◆ OBJECTIVE
Word for word, copy all the data and drop the pictures.
═════ MATERIAL PROVIDED ═════
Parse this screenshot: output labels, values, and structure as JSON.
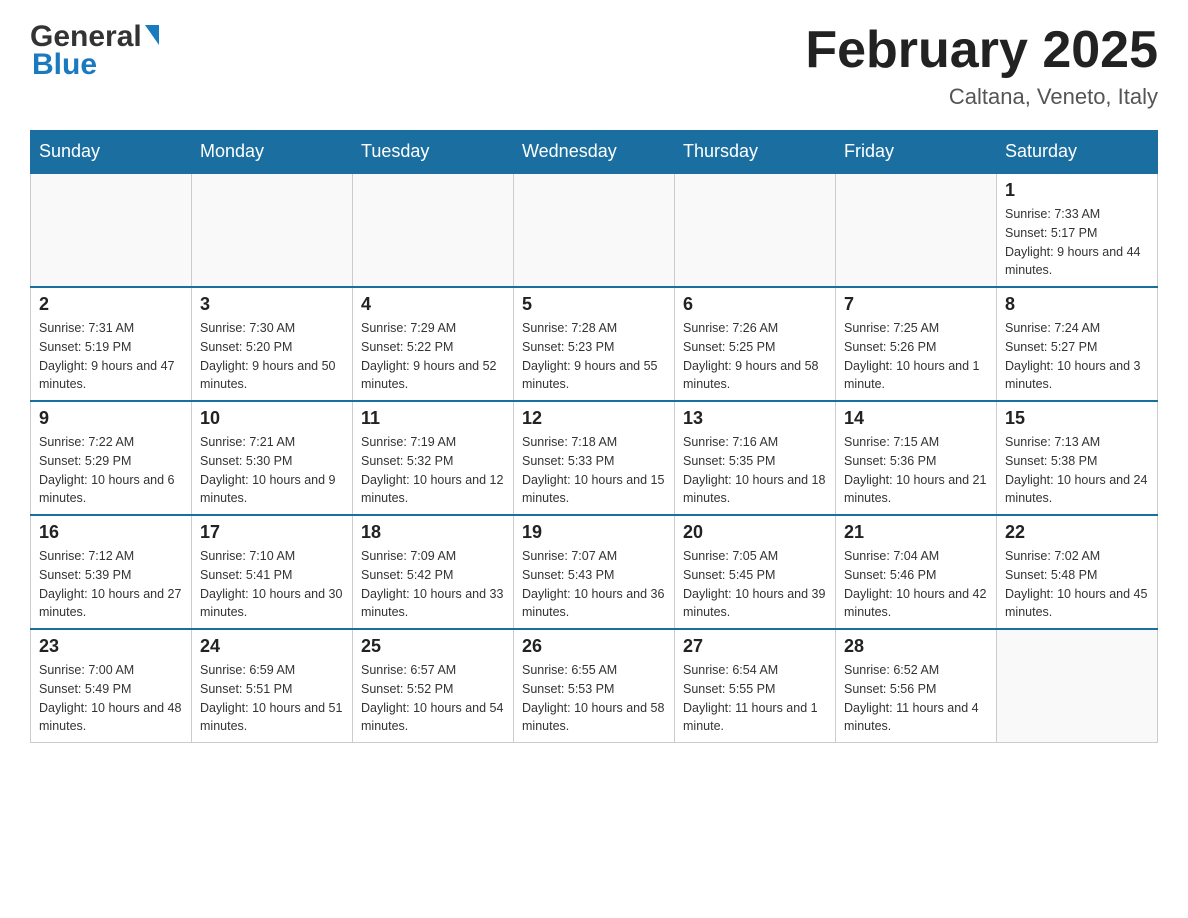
{
  "header": {
    "logo_general": "General",
    "logo_blue": "Blue",
    "month_title": "February 2025",
    "location": "Caltana, Veneto, Italy"
  },
  "days_of_week": [
    "Sunday",
    "Monday",
    "Tuesday",
    "Wednesday",
    "Thursday",
    "Friday",
    "Saturday"
  ],
  "weeks": [
    [
      {
        "day": "",
        "info": ""
      },
      {
        "day": "",
        "info": ""
      },
      {
        "day": "",
        "info": ""
      },
      {
        "day": "",
        "info": ""
      },
      {
        "day": "",
        "info": ""
      },
      {
        "day": "",
        "info": ""
      },
      {
        "day": "1",
        "info": "Sunrise: 7:33 AM\nSunset: 5:17 PM\nDaylight: 9 hours and 44 minutes."
      }
    ],
    [
      {
        "day": "2",
        "info": "Sunrise: 7:31 AM\nSunset: 5:19 PM\nDaylight: 9 hours and 47 minutes."
      },
      {
        "day": "3",
        "info": "Sunrise: 7:30 AM\nSunset: 5:20 PM\nDaylight: 9 hours and 50 minutes."
      },
      {
        "day": "4",
        "info": "Sunrise: 7:29 AM\nSunset: 5:22 PM\nDaylight: 9 hours and 52 minutes."
      },
      {
        "day": "5",
        "info": "Sunrise: 7:28 AM\nSunset: 5:23 PM\nDaylight: 9 hours and 55 minutes."
      },
      {
        "day": "6",
        "info": "Sunrise: 7:26 AM\nSunset: 5:25 PM\nDaylight: 9 hours and 58 minutes."
      },
      {
        "day": "7",
        "info": "Sunrise: 7:25 AM\nSunset: 5:26 PM\nDaylight: 10 hours and 1 minute."
      },
      {
        "day": "8",
        "info": "Sunrise: 7:24 AM\nSunset: 5:27 PM\nDaylight: 10 hours and 3 minutes."
      }
    ],
    [
      {
        "day": "9",
        "info": "Sunrise: 7:22 AM\nSunset: 5:29 PM\nDaylight: 10 hours and 6 minutes."
      },
      {
        "day": "10",
        "info": "Sunrise: 7:21 AM\nSunset: 5:30 PM\nDaylight: 10 hours and 9 minutes."
      },
      {
        "day": "11",
        "info": "Sunrise: 7:19 AM\nSunset: 5:32 PM\nDaylight: 10 hours and 12 minutes."
      },
      {
        "day": "12",
        "info": "Sunrise: 7:18 AM\nSunset: 5:33 PM\nDaylight: 10 hours and 15 minutes."
      },
      {
        "day": "13",
        "info": "Sunrise: 7:16 AM\nSunset: 5:35 PM\nDaylight: 10 hours and 18 minutes."
      },
      {
        "day": "14",
        "info": "Sunrise: 7:15 AM\nSunset: 5:36 PM\nDaylight: 10 hours and 21 minutes."
      },
      {
        "day": "15",
        "info": "Sunrise: 7:13 AM\nSunset: 5:38 PM\nDaylight: 10 hours and 24 minutes."
      }
    ],
    [
      {
        "day": "16",
        "info": "Sunrise: 7:12 AM\nSunset: 5:39 PM\nDaylight: 10 hours and 27 minutes."
      },
      {
        "day": "17",
        "info": "Sunrise: 7:10 AM\nSunset: 5:41 PM\nDaylight: 10 hours and 30 minutes."
      },
      {
        "day": "18",
        "info": "Sunrise: 7:09 AM\nSunset: 5:42 PM\nDaylight: 10 hours and 33 minutes."
      },
      {
        "day": "19",
        "info": "Sunrise: 7:07 AM\nSunset: 5:43 PM\nDaylight: 10 hours and 36 minutes."
      },
      {
        "day": "20",
        "info": "Sunrise: 7:05 AM\nSunset: 5:45 PM\nDaylight: 10 hours and 39 minutes."
      },
      {
        "day": "21",
        "info": "Sunrise: 7:04 AM\nSunset: 5:46 PM\nDaylight: 10 hours and 42 minutes."
      },
      {
        "day": "22",
        "info": "Sunrise: 7:02 AM\nSunset: 5:48 PM\nDaylight: 10 hours and 45 minutes."
      }
    ],
    [
      {
        "day": "23",
        "info": "Sunrise: 7:00 AM\nSunset: 5:49 PM\nDaylight: 10 hours and 48 minutes."
      },
      {
        "day": "24",
        "info": "Sunrise: 6:59 AM\nSunset: 5:51 PM\nDaylight: 10 hours and 51 minutes."
      },
      {
        "day": "25",
        "info": "Sunrise: 6:57 AM\nSunset: 5:52 PM\nDaylight: 10 hours and 54 minutes."
      },
      {
        "day": "26",
        "info": "Sunrise: 6:55 AM\nSunset: 5:53 PM\nDaylight: 10 hours and 58 minutes."
      },
      {
        "day": "27",
        "info": "Sunrise: 6:54 AM\nSunset: 5:55 PM\nDaylight: 11 hours and 1 minute."
      },
      {
        "day": "28",
        "info": "Sunrise: 6:52 AM\nSunset: 5:56 PM\nDaylight: 11 hours and 4 minutes."
      },
      {
        "day": "",
        "info": ""
      }
    ]
  ],
  "colors": {
    "header_bg": "#1a6fa0",
    "header_text": "#ffffff",
    "border": "#1a6fa0",
    "logo_blue": "#1a7abf"
  }
}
═════
◆ ANSWER IN FULL
Parse this screenshot: output labels, values, and structure as JSON.
{
  "header": {
    "logo_general": "General",
    "logo_blue": "Blue",
    "month_title": "February 2025",
    "location": "Caltana, Veneto, Italy"
  },
  "days_of_week": [
    "Sunday",
    "Monday",
    "Tuesday",
    "Wednesday",
    "Thursday",
    "Friday",
    "Saturday"
  ],
  "weeks": [
    [
      {
        "day": "",
        "info": ""
      },
      {
        "day": "",
        "info": ""
      },
      {
        "day": "",
        "info": ""
      },
      {
        "day": "",
        "info": ""
      },
      {
        "day": "",
        "info": ""
      },
      {
        "day": "",
        "info": ""
      },
      {
        "day": "1",
        "info": "Sunrise: 7:33 AM\nSunset: 5:17 PM\nDaylight: 9 hours and 44 minutes."
      }
    ],
    [
      {
        "day": "2",
        "info": "Sunrise: 7:31 AM\nSunset: 5:19 PM\nDaylight: 9 hours and 47 minutes."
      },
      {
        "day": "3",
        "info": "Sunrise: 7:30 AM\nSunset: 5:20 PM\nDaylight: 9 hours and 50 minutes."
      },
      {
        "day": "4",
        "info": "Sunrise: 7:29 AM\nSunset: 5:22 PM\nDaylight: 9 hours and 52 minutes."
      },
      {
        "day": "5",
        "info": "Sunrise: 7:28 AM\nSunset: 5:23 PM\nDaylight: 9 hours and 55 minutes."
      },
      {
        "day": "6",
        "info": "Sunrise: 7:26 AM\nSunset: 5:25 PM\nDaylight: 9 hours and 58 minutes."
      },
      {
        "day": "7",
        "info": "Sunrise: 7:25 AM\nSunset: 5:26 PM\nDaylight: 10 hours and 1 minute."
      },
      {
        "day": "8",
        "info": "Sunrise: 7:24 AM\nSunset: 5:27 PM\nDaylight: 10 hours and 3 minutes."
      }
    ],
    [
      {
        "day": "9",
        "info": "Sunrise: 7:22 AM\nSunset: 5:29 PM\nDaylight: 10 hours and 6 minutes."
      },
      {
        "day": "10",
        "info": "Sunrise: 7:21 AM\nSunset: 5:30 PM\nDaylight: 10 hours and 9 minutes."
      },
      {
        "day": "11",
        "info": "Sunrise: 7:19 AM\nSunset: 5:32 PM\nDaylight: 10 hours and 12 minutes."
      },
      {
        "day": "12",
        "info": "Sunrise: 7:18 AM\nSunset: 5:33 PM\nDaylight: 10 hours and 15 minutes."
      },
      {
        "day": "13",
        "info": "Sunrise: 7:16 AM\nSunset: 5:35 PM\nDaylight: 10 hours and 18 minutes."
      },
      {
        "day": "14",
        "info": "Sunrise: 7:15 AM\nSunset: 5:36 PM\nDaylight: 10 hours and 21 minutes."
      },
      {
        "day": "15",
        "info": "Sunrise: 7:13 AM\nSunset: 5:38 PM\nDaylight: 10 hours and 24 minutes."
      }
    ],
    [
      {
        "day": "16",
        "info": "Sunrise: 7:12 AM\nSunset: 5:39 PM\nDaylight: 10 hours and 27 minutes."
      },
      {
        "day": "17",
        "info": "Sunrise: 7:10 AM\nSunset: 5:41 PM\nDaylight: 10 hours and 30 minutes."
      },
      {
        "day": "18",
        "info": "Sunrise: 7:09 AM\nSunset: 5:42 PM\nDaylight: 10 hours and 33 minutes."
      },
      {
        "day": "19",
        "info": "Sunrise: 7:07 AM\nSunset: 5:43 PM\nDaylight: 10 hours and 36 minutes."
      },
      {
        "day": "20",
        "info": "Sunrise: 7:05 AM\nSunset: 5:45 PM\nDaylight: 10 hours and 39 minutes."
      },
      {
        "day": "21",
        "info": "Sunrise: 7:04 AM\nSunset: 5:46 PM\nDaylight: 10 hours and 42 minutes."
      },
      {
        "day": "22",
        "info": "Sunrise: 7:02 AM\nSunset: 5:48 PM\nDaylight: 10 hours and 45 minutes."
      }
    ],
    [
      {
        "day": "23",
        "info": "Sunrise: 7:00 AM\nSunset: 5:49 PM\nDaylight: 10 hours and 48 minutes."
      },
      {
        "day": "24",
        "info": "Sunrise: 6:59 AM\nSunset: 5:51 PM\nDaylight: 10 hours and 51 minutes."
      },
      {
        "day": "25",
        "info": "Sunrise: 6:57 AM\nSunset: 5:52 PM\nDaylight: 10 hours and 54 minutes."
      },
      {
        "day": "26",
        "info": "Sunrise: 6:55 AM\nSunset: 5:53 PM\nDaylight: 10 hours and 58 minutes."
      },
      {
        "day": "27",
        "info": "Sunrise: 6:54 AM\nSunset: 5:55 PM\nDaylight: 11 hours and 1 minute."
      },
      {
        "day": "28",
        "info": "Sunrise: 6:52 AM\nSunset: 5:56 PM\nDaylight: 11 hours and 4 minutes."
      },
      {
        "day": "",
        "info": ""
      }
    ]
  ],
  "colors": {
    "header_bg": "#1a6fa0",
    "header_text": "#ffffff",
    "border": "#1a6fa0",
    "logo_blue": "#1a7abf"
  }
}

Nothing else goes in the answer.